▶ WRITTEN EXERCISE:
Emit a verbatim copy of the lines running from the line with "Read the values" through the end of the material below.

--- --- ---

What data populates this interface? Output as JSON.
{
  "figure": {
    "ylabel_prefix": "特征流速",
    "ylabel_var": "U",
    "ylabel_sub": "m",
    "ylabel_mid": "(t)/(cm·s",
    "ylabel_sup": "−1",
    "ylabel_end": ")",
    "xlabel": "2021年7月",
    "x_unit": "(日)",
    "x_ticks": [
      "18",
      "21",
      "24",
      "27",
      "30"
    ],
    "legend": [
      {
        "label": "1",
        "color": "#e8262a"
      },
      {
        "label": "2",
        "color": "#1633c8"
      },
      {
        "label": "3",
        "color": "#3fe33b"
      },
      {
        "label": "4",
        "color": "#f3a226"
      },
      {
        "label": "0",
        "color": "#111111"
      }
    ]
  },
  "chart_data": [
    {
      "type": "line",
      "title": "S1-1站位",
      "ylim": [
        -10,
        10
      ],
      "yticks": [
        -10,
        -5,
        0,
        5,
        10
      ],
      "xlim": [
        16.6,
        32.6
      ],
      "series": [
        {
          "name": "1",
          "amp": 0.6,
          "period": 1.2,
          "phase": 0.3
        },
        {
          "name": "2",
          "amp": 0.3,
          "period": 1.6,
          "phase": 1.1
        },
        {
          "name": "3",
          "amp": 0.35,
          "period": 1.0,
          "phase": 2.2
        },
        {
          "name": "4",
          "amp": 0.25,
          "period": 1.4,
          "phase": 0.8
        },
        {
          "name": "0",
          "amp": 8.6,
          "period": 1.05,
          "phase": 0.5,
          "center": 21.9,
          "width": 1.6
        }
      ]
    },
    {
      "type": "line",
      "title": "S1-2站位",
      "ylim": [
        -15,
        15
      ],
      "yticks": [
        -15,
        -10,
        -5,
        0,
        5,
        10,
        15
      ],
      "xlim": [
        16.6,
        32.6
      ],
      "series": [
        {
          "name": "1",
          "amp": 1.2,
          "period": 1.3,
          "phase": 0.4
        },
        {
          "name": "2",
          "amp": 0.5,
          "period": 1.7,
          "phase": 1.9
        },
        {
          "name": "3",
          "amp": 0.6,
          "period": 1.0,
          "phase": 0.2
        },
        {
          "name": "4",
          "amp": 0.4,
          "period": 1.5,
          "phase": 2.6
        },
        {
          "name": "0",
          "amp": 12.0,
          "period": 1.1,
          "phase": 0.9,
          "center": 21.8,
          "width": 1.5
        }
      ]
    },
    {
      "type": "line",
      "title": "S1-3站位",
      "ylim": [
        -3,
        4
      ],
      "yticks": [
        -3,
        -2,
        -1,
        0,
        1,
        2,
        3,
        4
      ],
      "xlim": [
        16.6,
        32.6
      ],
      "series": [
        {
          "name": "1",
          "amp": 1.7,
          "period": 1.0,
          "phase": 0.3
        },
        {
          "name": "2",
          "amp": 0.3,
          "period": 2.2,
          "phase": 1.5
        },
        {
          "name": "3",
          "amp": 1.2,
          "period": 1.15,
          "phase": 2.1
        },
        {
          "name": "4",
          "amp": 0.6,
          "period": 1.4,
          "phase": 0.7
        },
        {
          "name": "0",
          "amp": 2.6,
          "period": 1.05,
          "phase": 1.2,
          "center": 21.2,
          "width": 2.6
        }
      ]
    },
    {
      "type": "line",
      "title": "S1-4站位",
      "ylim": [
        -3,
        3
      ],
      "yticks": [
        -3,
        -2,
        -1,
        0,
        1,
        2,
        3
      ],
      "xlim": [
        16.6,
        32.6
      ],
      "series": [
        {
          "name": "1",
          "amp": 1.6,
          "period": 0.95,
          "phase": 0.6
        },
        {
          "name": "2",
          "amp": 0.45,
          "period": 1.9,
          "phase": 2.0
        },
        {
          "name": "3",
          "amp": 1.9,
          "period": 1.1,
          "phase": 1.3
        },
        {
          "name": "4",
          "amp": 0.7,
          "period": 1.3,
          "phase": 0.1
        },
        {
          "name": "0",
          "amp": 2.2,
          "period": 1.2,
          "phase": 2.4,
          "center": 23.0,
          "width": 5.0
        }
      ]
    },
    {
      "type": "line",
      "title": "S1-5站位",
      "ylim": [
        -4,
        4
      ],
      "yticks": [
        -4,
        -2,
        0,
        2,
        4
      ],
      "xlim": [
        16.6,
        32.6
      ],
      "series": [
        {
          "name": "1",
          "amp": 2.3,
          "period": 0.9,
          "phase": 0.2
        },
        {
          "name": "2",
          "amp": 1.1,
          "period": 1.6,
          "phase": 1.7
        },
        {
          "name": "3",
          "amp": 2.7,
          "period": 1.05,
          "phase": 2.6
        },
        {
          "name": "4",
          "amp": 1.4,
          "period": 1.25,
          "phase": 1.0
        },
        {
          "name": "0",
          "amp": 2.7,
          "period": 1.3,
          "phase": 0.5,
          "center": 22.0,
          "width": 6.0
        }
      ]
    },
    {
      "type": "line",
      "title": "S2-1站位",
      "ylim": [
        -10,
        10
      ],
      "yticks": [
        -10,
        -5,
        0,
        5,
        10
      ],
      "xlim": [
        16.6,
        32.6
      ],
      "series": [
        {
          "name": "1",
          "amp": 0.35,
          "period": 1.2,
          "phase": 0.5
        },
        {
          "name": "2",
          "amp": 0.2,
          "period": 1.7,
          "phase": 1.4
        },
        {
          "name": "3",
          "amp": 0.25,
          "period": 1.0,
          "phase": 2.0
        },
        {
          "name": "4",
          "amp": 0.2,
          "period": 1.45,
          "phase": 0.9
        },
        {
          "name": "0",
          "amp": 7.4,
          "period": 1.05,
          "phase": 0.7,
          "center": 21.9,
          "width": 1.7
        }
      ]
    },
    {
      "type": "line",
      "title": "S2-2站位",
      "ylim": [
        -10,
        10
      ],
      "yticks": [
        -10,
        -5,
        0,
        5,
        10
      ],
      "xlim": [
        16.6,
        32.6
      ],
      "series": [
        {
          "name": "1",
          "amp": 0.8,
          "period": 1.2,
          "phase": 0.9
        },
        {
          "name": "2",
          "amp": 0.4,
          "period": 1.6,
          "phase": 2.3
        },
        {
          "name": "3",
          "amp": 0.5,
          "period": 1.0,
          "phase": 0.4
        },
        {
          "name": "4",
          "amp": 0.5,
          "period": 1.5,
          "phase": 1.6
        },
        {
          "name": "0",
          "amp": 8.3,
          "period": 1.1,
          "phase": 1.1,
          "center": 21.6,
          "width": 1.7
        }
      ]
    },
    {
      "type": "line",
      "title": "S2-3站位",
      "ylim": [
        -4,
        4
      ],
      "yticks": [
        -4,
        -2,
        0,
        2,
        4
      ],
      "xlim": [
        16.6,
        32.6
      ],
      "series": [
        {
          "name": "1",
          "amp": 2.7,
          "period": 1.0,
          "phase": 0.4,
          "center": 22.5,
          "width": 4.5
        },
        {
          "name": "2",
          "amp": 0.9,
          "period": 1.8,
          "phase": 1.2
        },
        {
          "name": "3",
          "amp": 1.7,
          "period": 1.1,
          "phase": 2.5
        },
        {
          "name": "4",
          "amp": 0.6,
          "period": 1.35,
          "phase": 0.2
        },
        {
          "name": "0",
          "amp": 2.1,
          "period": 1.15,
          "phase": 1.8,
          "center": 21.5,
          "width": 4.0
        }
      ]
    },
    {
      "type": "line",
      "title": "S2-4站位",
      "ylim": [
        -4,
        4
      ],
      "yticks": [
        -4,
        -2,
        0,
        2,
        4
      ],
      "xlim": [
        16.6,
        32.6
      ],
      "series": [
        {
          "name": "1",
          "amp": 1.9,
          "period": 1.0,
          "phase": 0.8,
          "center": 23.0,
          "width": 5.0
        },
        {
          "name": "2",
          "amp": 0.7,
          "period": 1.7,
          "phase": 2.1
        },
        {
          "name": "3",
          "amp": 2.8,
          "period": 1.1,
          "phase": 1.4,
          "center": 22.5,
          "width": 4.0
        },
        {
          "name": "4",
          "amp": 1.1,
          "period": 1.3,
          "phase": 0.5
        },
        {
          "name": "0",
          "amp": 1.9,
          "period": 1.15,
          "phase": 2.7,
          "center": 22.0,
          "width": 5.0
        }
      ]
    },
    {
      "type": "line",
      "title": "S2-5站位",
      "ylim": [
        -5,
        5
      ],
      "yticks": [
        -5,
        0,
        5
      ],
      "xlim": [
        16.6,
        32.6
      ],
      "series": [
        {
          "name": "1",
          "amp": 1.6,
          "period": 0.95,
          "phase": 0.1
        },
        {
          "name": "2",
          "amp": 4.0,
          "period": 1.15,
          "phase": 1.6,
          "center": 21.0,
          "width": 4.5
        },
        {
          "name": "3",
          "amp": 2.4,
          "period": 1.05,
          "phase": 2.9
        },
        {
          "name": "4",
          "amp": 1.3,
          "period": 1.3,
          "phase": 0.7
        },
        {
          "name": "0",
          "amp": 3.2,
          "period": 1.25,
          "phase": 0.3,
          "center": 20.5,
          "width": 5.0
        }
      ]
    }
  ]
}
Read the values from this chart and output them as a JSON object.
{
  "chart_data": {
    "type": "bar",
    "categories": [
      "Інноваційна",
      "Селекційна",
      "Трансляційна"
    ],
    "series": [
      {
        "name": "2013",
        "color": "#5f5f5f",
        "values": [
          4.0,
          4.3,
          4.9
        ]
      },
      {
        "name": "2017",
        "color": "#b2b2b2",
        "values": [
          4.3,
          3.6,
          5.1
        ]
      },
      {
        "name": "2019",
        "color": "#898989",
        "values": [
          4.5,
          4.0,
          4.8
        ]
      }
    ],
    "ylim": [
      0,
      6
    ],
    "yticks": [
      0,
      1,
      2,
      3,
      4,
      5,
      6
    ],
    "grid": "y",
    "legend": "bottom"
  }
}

--- --- ---

▶ IN RESPONSE:
Read the values from this chart and output them as a JSON object.
{
  "chart_data": {
    "type": "bar",
    "categories": [
      "Інноваційна",
      "Селекційна",
      "Трансляційна"
    ],
    "series": [
      {
        "name": "2013",
        "color": "#5f5f5f",
        "values": [
          4.0,
          4.3,
          4.9
        ]
      },
      {
        "name": "2017",
        "color": "#b2b2b2",
        "values": [
          4.3,
          3.6,
          5.1
        ]
      },
      {
        "name": "2019",
        "color": "#898989",
        "values": [
          4.5,
          4.0,
          4.8
        ]
      }
    ],
    "ylim": [
      0,
      6
    ],
    "yticks": [
      0,
      1,
      2,
      3,
      4,
      5,
      6
    ],
    "grid": "y",
    "legend": "bottom"
  }
}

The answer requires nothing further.